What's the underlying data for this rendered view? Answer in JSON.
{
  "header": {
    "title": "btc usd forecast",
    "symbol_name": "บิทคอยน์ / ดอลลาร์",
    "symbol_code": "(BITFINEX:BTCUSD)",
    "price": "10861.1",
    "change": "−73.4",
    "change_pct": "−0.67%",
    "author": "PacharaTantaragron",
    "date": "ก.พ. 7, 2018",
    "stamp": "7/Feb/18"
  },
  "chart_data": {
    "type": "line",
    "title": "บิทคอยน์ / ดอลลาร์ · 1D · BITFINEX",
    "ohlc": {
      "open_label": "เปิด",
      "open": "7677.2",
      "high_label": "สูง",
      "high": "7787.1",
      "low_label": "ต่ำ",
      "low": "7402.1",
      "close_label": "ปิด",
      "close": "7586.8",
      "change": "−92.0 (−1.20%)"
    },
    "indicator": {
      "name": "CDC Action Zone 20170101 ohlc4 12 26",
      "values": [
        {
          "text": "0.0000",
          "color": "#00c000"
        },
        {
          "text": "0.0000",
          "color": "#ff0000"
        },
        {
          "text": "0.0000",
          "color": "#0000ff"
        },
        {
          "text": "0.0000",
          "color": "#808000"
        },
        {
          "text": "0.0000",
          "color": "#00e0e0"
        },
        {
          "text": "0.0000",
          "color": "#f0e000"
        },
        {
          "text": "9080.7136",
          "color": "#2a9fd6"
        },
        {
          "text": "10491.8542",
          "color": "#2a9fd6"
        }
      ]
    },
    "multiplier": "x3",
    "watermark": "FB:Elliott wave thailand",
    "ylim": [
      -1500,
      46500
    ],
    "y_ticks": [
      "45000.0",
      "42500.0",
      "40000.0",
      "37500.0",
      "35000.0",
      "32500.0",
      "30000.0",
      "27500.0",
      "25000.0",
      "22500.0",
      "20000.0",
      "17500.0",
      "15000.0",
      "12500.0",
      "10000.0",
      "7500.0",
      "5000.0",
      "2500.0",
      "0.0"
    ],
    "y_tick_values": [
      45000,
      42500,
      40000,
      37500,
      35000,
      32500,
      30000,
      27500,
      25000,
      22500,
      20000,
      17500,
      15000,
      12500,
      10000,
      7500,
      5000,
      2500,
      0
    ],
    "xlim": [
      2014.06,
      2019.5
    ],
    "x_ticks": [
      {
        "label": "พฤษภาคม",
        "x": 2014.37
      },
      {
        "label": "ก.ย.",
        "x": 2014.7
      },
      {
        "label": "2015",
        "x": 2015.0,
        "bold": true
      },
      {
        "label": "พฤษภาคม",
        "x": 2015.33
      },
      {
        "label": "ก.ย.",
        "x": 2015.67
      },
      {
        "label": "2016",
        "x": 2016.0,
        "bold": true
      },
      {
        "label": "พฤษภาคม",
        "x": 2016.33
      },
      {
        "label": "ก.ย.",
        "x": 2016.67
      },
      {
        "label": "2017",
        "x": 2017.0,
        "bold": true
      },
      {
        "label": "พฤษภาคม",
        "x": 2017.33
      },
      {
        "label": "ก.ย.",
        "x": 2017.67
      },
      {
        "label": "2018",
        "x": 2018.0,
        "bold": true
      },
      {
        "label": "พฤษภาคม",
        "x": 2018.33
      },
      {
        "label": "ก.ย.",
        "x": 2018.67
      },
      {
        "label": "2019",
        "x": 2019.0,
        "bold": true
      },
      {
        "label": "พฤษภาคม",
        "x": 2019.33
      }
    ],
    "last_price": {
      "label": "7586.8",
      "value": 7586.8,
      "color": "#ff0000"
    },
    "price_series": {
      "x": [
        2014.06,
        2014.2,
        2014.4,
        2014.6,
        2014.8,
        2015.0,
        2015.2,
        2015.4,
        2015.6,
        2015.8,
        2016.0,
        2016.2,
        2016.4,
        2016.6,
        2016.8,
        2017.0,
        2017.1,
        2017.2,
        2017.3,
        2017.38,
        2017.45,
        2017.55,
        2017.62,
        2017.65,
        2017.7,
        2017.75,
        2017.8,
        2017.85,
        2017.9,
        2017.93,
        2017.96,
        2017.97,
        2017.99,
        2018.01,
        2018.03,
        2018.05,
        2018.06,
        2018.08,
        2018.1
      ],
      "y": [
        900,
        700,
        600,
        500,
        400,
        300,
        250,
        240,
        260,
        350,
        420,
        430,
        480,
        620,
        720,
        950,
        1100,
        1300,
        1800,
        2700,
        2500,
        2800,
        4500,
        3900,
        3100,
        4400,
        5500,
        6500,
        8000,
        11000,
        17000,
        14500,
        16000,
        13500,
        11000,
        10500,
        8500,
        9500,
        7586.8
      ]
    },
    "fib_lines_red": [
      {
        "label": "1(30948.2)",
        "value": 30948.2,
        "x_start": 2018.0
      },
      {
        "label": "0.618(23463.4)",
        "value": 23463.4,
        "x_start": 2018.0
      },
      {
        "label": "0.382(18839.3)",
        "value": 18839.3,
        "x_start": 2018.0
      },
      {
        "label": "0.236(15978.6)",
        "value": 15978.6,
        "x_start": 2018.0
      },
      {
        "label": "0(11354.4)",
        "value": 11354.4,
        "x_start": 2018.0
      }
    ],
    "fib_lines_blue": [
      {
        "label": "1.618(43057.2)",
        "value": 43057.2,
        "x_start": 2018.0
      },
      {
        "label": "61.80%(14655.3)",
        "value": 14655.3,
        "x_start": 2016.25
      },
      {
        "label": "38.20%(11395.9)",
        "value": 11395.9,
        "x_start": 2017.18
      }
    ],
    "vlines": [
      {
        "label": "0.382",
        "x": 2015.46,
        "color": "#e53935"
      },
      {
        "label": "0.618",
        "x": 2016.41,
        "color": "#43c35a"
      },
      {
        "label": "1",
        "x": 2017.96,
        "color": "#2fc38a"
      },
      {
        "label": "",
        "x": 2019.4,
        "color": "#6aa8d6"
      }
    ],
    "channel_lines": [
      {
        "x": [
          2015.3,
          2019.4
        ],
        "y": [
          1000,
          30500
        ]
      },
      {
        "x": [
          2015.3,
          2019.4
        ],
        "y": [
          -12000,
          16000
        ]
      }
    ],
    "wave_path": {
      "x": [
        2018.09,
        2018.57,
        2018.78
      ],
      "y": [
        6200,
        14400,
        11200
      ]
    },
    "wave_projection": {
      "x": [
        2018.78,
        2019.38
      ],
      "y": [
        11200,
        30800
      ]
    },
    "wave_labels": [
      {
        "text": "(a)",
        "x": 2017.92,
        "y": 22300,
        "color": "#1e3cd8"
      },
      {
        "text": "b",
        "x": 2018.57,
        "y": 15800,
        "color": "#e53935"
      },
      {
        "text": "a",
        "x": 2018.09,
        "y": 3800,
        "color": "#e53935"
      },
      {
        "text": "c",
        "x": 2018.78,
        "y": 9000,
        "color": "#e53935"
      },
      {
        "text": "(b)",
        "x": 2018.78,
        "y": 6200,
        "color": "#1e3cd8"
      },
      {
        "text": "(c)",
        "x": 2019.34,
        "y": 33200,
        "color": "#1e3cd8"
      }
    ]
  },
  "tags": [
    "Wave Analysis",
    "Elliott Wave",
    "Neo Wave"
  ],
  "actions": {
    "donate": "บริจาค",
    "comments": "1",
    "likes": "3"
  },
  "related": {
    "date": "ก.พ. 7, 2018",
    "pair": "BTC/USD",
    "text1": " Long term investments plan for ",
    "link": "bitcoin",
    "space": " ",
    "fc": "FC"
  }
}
_ _ _ _
Repeat the listing exactly, from its first line to its last.

What's the underlying data for this rendered view? Answer in JSON.
{
  "header": {
    "title": "btc usd forecast",
    "symbol_name": "บิทคอยน์ / ดอลลาร์",
    "symbol_code": "(BITFINEX:BTCUSD)",
    "price": "10861.1",
    "change": "−73.4",
    "change_pct": "−0.67%",
    "author": "PacharaTantaragron",
    "date": "ก.พ. 7, 2018",
    "stamp": "7/Feb/18"
  },
  "chart_data": {
    "type": "line",
    "title": "บิทคอยน์ / ดอลลาร์ · 1D · BITFINEX",
    "ohlc": {
      "open_label": "เปิด",
      "open": "7677.2",
      "high_label": "สูง",
      "high": "7787.1",
      "low_label": "ต่ำ",
      "low": "7402.1",
      "close_label": "ปิด",
      "close": "7586.8",
      "change": "−92.0 (−1.20%)"
    },
    "indicator": {
      "name": "CDC Action Zone 20170101 ohlc4 12 26",
      "values": [
        {
          "text": "0.0000",
          "color": "#00c000"
        },
        {
          "text": "0.0000",
          "color": "#ff0000"
        },
        {
          "text": "0.0000",
          "color": "#0000ff"
        },
        {
          "text": "0.0000",
          "color": "#808000"
        },
        {
          "text": "0.0000",
          "color": "#00e0e0"
        },
        {
          "text": "0.0000",
          "color": "#f0e000"
        },
        {
          "text": "9080.7136",
          "color": "#2a9fd6"
        },
        {
          "text": "10491.8542",
          "color": "#2a9fd6"
        }
      ]
    },
    "multiplier": "x3",
    "watermark": "FB:Elliott wave thailand",
    "ylim": [
      -1500,
      46500
    ],
    "y_ticks": [
      "45000.0",
      "42500.0",
      "40000.0",
      "37500.0",
      "35000.0",
      "32500.0",
      "30000.0",
      "27500.0",
      "25000.0",
      "22500.0",
      "20000.0",
      "17500.0",
      "15000.0",
      "12500.0",
      "10000.0",
      "7500.0",
      "5000.0",
      "2500.0",
      "0.0"
    ],
    "y_tick_values": [
      45000,
      42500,
      40000,
      37500,
      35000,
      32500,
      30000,
      27500,
      25000,
      22500,
      20000,
      17500,
      15000,
      12500,
      10000,
      7500,
      5000,
      2500,
      0
    ],
    "xlim": [
      2014.06,
      2019.5
    ],
    "x_ticks": [
      {
        "label": "พฤษภาคม",
        "x": 2014.37
      },
      {
        "label": "ก.ย.",
        "x": 2014.7
      },
      {
        "label": "2015",
        "x": 2015.0,
        "bold": true
      },
      {
        "label": "พฤษภาคม",
        "x": 2015.33
      },
      {
        "label": "ก.ย.",
        "x": 2015.67
      },
      {
        "label": "2016",
        "x": 2016.0,
        "bold": true
      },
      {
        "label": "พฤษภาคม",
        "x": 2016.33
      },
      {
        "label": "ก.ย.",
        "x": 2016.67
      },
      {
        "label": "2017",
        "x": 2017.0,
        "bold": true
      },
      {
        "label": "พฤษภาคม",
        "x": 2017.33
      },
      {
        "label": "ก.ย.",
        "x": 2017.67
      },
      {
        "label": "2018",
        "x": 2018.0,
        "bold": true
      },
      {
        "label": "พฤษภาคม",
        "x": 2018.33
      },
      {
        "label": "ก.ย.",
        "x": 2018.67
      },
      {
        "label": "2019",
        "x": 2019.0,
        "bold": true
      },
      {
        "label": "พฤษภาคม",
        "x": 2019.33
      }
    ],
    "last_price": {
      "label": "7586.8",
      "value": 7586.8,
      "color": "#ff0000"
    },
    "price_series": {
      "x": [
        2014.06,
        2014.2,
        2014.4,
        2014.6,
        2014.8,
        2015.0,
        2015.2,
        2015.4,
        2015.6,
        2015.8,
        2016.0,
        2016.2,
        2016.4,
        2016.6,
        2016.8,
        2017.0,
        2017.1,
        2017.2,
        2017.3,
        2017.38,
        2017.45,
        2017.55,
        2017.62,
        2017.65,
        2017.7,
        2017.75,
        2017.8,
        2017.85,
        2017.9,
        2017.93,
        2017.96,
        2017.97,
        2017.99,
        2018.01,
        2018.03,
        2018.05,
        2018.06,
        2018.08,
        2018.1
      ],
      "y": [
        900,
        700,
        600,
        500,
        400,
        300,
        250,
        240,
        260,
        350,
        420,
        430,
        480,
        620,
        720,
        950,
        1100,
        1300,
        1800,
        2700,
        2500,
        2800,
        4500,
        3900,
        3100,
        4400,
        5500,
        6500,
        8000,
        11000,
        17000,
        14500,
        16000,
        13500,
        11000,
        10500,
        8500,
        9500,
        7586.8
      ]
    },
    "fib_lines_red": [
      {
        "label": "1(30948.2)",
        "value": 30948.2,
        "x_start": 2018.0
      },
      {
        "label": "0.618(23463.4)",
        "value": 23463.4,
        "x_start": 2018.0
      },
      {
        "label": "0.382(18839.3)",
        "value": 18839.3,
        "x_start": 2018.0
      },
      {
        "label": "0.236(15978.6)",
        "value": 15978.6,
        "x_start": 2018.0
      },
      {
        "label": "0(11354.4)",
        "value": 11354.4,
        "x_start": 2018.0
      }
    ],
    "fib_lines_blue": [
      {
        "label": "1.618(43057.2)",
        "value": 43057.2,
        "x_start": 2018.0
      },
      {
        "label": "61.80%(14655.3)",
        "value": 14655.3,
        "x_start": 2016.25
      },
      {
        "label": "38.20%(11395.9)",
        "value": 11395.9,
        "x_start": 2017.18
      }
    ],
    "vlines": [
      {
        "label": "0.382",
        "x": 2015.46,
        "color": "#e53935"
      },
      {
        "label": "0.618",
        "x": 2016.41,
        "color": "#43c35a"
      },
      {
        "label": "1",
        "x": 2017.96,
        "color": "#2fc38a"
      },
      {
        "label": "",
        "x": 2019.4,
        "color": "#6aa8d6"
      }
    ],
    "channel_lines": [
      {
        "x": [
          2015.3,
          2019.4
        ],
        "y": [
          1000,
          30500
        ]
      },
      {
        "x": [
          2015.3,
          2019.4
        ],
        "y": [
          -12000,
          16000
        ]
      }
    ],
    "wave_path": {
      "x": [
        2018.09,
        2018.57,
        2018.78
      ],
      "y": [
        6200,
        14400,
        11200
      ]
    },
    "wave_projection": {
      "x": [
        2018.78,
        2019.38
      ],
      "y": [
        11200,
        30800
      ]
    },
    "wave_labels": [
      {
        "text": "(a)",
        "x": 2017.92,
        "y": 22300,
        "color": "#1e3cd8"
      },
      {
        "text": "b",
        "x": 2018.57,
        "y": 15800,
        "color": "#e53935"
      },
      {
        "text": "a",
        "x": 2018.09,
        "y": 3800,
        "color": "#e53935"
      },
      {
        "text": "c",
        "x": 2018.78,
        "y": 9000,
        "color": "#e53935"
      },
      {
        "text": "(b)",
        "x": 2018.78,
        "y": 6200,
        "color": "#1e3cd8"
      },
      {
        "text": "(c)",
        "x": 2019.34,
        "y": 33200,
        "color": "#1e3cd8"
      }
    ]
  },
  "tags": [
    "Wave Analysis",
    "Elliott Wave",
    "Neo Wave"
  ],
  "actions": {
    "donate": "บริจาค",
    "comments": "1",
    "likes": "3"
  },
  "related": {
    "date": "ก.พ. 7, 2018",
    "pair": "BTC/USD",
    "text1": " Long term investments plan for ",
    "link": "bitcoin",
    "space": " ",
    "fc": "FC"
  }
}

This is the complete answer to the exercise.